#### Exercise task
Pull out all lines from the listing below in which the word "Code" appears.

======

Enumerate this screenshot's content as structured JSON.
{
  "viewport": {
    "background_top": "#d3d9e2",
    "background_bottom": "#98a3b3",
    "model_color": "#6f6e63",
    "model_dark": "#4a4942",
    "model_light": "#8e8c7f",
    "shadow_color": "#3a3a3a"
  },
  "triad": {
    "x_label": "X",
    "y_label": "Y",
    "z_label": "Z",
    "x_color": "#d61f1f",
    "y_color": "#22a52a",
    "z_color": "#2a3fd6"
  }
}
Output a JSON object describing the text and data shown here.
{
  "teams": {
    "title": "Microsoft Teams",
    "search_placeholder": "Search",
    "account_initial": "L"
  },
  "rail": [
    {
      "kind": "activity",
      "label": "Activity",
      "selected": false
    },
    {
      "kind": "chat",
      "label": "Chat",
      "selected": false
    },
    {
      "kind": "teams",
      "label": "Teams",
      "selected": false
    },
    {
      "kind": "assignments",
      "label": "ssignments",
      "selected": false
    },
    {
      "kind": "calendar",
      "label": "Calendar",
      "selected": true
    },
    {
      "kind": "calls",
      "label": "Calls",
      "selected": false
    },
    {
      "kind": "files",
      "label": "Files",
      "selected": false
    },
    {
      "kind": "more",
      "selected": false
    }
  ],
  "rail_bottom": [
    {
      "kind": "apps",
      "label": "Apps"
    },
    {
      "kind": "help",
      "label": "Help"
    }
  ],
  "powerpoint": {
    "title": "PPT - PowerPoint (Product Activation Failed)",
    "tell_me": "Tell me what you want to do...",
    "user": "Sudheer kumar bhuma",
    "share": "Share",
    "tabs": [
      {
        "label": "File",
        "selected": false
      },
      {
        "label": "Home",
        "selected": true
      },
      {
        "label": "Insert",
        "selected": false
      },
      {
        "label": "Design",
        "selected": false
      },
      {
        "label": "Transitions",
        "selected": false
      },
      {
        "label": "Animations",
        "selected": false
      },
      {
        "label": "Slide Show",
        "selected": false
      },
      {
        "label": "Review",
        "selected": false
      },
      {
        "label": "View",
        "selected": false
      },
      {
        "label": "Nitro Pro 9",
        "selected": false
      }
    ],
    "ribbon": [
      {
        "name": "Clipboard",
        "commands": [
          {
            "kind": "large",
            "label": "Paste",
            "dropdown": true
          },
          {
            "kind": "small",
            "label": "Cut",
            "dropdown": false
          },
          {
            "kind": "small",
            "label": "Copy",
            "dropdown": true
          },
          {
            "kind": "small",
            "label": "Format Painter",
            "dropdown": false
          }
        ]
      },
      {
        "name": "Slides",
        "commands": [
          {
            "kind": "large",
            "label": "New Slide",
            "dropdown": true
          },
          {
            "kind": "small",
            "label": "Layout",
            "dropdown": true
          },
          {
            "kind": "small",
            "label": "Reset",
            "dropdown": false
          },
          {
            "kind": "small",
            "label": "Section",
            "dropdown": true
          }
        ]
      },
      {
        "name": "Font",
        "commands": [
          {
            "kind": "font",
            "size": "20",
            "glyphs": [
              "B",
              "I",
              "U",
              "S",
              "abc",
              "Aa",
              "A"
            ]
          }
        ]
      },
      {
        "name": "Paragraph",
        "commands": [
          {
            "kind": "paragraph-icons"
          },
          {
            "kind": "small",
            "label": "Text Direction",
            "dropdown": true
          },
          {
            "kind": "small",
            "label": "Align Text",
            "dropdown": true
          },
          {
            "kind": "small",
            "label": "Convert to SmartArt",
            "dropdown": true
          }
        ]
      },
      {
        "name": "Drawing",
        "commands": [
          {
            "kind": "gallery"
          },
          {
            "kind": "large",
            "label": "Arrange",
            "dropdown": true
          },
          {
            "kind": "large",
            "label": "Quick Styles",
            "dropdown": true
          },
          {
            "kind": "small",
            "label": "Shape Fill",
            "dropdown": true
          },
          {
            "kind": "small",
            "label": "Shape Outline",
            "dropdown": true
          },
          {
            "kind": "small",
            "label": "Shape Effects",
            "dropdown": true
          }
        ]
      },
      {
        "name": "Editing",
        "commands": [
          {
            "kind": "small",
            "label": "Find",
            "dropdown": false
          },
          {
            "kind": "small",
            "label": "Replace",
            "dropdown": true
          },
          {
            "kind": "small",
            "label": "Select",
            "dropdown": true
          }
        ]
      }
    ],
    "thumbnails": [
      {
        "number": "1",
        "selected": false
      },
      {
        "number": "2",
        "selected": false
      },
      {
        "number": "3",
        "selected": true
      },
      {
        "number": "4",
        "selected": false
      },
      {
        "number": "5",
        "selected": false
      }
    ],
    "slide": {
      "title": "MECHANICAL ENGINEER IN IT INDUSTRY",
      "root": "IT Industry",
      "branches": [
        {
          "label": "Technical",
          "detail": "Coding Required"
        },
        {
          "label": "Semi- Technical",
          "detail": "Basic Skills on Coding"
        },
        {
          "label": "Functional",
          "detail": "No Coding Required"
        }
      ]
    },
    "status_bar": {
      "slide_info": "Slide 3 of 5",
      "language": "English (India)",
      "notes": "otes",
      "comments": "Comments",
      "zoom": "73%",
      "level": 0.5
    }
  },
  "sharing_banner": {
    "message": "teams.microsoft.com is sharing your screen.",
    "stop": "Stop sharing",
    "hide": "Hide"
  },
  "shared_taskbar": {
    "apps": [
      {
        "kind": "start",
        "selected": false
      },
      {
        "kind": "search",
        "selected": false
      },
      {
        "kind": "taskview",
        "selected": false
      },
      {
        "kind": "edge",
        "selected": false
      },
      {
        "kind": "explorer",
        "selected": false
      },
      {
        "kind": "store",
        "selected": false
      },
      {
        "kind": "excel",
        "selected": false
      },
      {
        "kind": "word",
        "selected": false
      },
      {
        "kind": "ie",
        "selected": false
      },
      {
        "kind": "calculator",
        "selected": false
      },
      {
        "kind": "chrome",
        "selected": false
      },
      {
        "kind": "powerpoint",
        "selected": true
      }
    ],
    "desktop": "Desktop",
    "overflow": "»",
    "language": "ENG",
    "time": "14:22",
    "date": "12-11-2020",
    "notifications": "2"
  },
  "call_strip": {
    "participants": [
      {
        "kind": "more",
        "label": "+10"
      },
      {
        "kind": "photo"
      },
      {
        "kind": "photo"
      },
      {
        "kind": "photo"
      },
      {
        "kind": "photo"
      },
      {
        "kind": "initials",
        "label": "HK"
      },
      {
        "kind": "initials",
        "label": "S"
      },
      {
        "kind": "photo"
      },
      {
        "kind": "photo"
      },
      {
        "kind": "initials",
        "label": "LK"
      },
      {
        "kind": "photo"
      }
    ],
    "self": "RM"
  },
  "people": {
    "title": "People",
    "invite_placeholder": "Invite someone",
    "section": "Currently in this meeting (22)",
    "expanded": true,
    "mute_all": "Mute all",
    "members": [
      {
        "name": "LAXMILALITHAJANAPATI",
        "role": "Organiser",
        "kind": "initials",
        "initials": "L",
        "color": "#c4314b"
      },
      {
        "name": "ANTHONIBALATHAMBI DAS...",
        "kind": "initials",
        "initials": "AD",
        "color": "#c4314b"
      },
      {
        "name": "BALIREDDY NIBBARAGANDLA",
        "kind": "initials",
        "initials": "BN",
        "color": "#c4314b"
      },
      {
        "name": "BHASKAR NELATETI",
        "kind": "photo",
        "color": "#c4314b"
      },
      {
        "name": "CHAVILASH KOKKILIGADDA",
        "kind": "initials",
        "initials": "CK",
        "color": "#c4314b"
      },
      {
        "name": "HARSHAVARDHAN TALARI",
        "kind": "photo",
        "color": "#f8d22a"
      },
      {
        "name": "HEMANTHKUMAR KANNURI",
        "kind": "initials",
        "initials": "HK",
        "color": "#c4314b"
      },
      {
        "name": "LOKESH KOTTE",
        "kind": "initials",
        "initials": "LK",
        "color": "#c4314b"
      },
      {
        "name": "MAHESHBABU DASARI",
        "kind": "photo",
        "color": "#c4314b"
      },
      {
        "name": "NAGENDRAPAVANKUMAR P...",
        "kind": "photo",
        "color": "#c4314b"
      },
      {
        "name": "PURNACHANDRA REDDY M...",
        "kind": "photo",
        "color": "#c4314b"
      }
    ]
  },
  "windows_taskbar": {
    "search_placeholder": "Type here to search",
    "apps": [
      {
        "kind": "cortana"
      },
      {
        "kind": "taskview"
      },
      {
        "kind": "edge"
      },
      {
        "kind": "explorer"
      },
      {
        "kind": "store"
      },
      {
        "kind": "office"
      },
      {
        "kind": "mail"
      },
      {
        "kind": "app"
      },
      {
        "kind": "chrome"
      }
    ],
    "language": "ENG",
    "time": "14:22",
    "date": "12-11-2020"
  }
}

======

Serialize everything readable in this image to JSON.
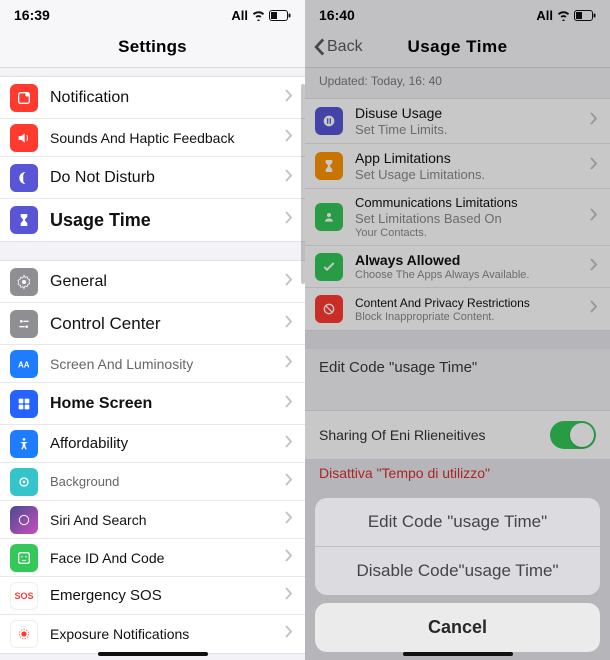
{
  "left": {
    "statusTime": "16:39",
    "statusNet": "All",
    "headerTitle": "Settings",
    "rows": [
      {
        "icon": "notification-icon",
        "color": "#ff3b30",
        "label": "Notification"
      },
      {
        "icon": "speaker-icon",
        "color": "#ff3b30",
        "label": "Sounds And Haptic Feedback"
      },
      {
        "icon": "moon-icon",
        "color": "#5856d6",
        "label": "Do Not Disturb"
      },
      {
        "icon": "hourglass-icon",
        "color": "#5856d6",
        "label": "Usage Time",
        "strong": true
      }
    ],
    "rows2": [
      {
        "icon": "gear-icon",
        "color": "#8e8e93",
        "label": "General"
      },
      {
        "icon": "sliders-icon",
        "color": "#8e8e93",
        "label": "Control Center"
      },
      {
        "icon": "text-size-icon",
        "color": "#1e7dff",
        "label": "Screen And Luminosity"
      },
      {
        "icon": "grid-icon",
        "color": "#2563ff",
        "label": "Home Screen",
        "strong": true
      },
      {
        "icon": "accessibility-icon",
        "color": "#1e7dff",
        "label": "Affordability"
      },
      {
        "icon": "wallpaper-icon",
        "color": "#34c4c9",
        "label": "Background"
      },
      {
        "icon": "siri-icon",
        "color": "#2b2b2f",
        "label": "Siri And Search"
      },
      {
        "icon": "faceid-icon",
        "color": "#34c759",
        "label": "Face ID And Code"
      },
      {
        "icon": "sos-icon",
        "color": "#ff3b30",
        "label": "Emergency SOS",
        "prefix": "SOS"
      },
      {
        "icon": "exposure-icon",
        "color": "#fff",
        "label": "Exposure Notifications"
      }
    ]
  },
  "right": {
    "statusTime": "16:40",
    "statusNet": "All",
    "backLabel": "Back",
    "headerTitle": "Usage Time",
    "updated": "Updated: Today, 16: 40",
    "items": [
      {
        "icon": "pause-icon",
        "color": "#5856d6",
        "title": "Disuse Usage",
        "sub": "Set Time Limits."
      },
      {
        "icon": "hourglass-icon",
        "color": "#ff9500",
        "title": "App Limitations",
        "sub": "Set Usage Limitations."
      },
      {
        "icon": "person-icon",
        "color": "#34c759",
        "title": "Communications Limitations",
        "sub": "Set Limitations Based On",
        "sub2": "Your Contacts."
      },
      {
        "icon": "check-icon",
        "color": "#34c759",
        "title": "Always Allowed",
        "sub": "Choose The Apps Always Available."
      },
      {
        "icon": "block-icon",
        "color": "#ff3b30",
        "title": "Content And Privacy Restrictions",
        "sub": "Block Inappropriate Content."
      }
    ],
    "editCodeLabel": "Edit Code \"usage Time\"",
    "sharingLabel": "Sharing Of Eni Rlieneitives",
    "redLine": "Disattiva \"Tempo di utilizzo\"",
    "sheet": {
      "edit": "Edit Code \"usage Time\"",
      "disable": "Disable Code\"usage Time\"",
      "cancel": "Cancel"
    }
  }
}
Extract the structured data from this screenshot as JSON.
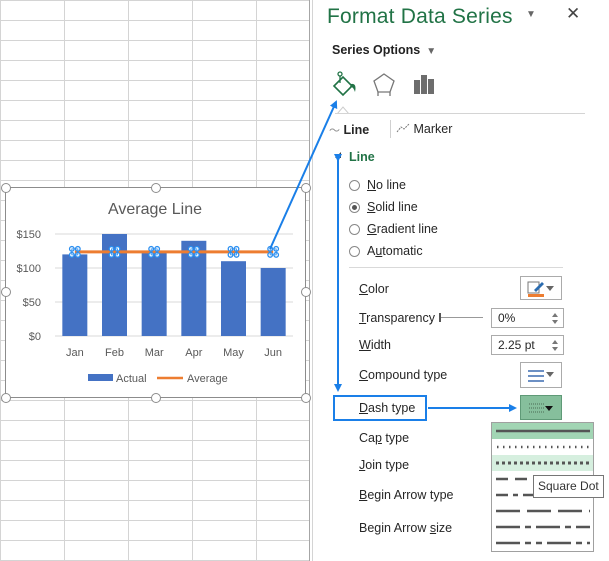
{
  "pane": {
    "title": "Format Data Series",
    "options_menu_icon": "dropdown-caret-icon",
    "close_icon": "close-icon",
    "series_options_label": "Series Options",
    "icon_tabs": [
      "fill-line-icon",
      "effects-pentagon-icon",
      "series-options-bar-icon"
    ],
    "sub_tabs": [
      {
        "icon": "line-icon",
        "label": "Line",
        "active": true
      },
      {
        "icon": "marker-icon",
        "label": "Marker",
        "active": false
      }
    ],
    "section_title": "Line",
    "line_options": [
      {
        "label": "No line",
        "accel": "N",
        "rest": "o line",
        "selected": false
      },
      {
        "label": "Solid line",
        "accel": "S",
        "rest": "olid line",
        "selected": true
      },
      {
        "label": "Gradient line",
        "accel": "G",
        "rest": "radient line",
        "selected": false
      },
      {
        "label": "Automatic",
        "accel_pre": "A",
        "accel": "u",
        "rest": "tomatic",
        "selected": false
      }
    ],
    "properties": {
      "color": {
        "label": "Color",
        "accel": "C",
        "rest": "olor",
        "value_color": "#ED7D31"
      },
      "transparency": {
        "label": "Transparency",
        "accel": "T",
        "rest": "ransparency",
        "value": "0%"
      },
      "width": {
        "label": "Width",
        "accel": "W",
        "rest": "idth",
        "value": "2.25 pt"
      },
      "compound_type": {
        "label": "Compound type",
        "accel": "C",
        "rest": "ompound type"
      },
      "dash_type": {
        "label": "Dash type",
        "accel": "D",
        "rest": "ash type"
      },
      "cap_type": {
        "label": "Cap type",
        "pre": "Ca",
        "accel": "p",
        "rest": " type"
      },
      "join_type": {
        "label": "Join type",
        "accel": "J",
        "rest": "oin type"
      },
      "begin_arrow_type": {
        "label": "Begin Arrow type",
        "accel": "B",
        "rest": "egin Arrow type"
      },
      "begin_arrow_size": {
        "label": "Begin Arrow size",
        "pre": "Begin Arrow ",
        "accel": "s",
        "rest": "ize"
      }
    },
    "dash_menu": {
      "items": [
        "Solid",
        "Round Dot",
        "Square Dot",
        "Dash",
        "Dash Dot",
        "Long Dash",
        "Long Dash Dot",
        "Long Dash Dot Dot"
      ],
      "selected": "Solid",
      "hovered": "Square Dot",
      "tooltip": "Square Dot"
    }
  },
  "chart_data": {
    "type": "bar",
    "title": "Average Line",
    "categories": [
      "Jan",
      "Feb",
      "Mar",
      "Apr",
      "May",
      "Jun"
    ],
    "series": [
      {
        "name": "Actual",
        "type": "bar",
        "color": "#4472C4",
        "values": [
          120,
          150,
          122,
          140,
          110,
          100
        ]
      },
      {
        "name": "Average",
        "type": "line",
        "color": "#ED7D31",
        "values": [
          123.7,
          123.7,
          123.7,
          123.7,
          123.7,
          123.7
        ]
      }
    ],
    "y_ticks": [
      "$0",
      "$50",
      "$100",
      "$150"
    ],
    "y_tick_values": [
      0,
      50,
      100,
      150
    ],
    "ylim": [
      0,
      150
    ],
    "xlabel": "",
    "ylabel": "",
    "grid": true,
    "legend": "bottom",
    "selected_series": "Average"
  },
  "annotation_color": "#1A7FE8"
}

======

#### Correct answer
        "label": "Face ID And Code"
    "editCodeLabel": "Edit Code \"usage Time\"",
      "edit": "Edit Code \"usage Time\"",
      "disable": "Disable Code\"usage Time\"",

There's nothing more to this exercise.